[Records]
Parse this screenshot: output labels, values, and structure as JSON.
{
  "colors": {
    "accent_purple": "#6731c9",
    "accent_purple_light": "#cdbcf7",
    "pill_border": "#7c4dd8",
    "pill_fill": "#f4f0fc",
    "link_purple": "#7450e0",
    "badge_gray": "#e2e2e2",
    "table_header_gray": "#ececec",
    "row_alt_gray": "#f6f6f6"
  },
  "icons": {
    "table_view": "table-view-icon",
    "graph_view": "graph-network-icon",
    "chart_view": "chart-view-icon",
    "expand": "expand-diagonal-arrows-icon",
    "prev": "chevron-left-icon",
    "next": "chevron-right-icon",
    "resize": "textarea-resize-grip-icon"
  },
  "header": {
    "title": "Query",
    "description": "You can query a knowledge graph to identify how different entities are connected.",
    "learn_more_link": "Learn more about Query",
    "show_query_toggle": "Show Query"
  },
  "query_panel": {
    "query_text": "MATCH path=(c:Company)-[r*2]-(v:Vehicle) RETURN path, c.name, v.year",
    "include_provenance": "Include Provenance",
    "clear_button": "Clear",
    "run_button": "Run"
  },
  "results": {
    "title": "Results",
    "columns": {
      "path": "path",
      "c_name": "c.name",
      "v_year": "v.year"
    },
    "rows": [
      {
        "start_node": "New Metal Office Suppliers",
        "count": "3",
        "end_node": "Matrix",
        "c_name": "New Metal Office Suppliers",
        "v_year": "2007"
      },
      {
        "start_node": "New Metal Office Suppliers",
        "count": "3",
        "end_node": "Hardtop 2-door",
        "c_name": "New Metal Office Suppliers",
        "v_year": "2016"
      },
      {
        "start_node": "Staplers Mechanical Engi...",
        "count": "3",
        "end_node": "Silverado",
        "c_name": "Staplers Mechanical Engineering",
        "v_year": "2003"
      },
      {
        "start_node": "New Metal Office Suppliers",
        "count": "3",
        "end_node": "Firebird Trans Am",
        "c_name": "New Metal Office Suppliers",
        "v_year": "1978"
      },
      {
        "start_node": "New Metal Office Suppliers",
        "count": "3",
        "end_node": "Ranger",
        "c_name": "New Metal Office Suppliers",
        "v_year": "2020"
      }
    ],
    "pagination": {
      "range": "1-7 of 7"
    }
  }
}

Work instructions:
Gather each line of the listing containing the word "Staplers" and show it.

Final result:
        "start_node": "Staplers Mechanical Engi...",
        "c_name": "Staplers Mechanical Engineering",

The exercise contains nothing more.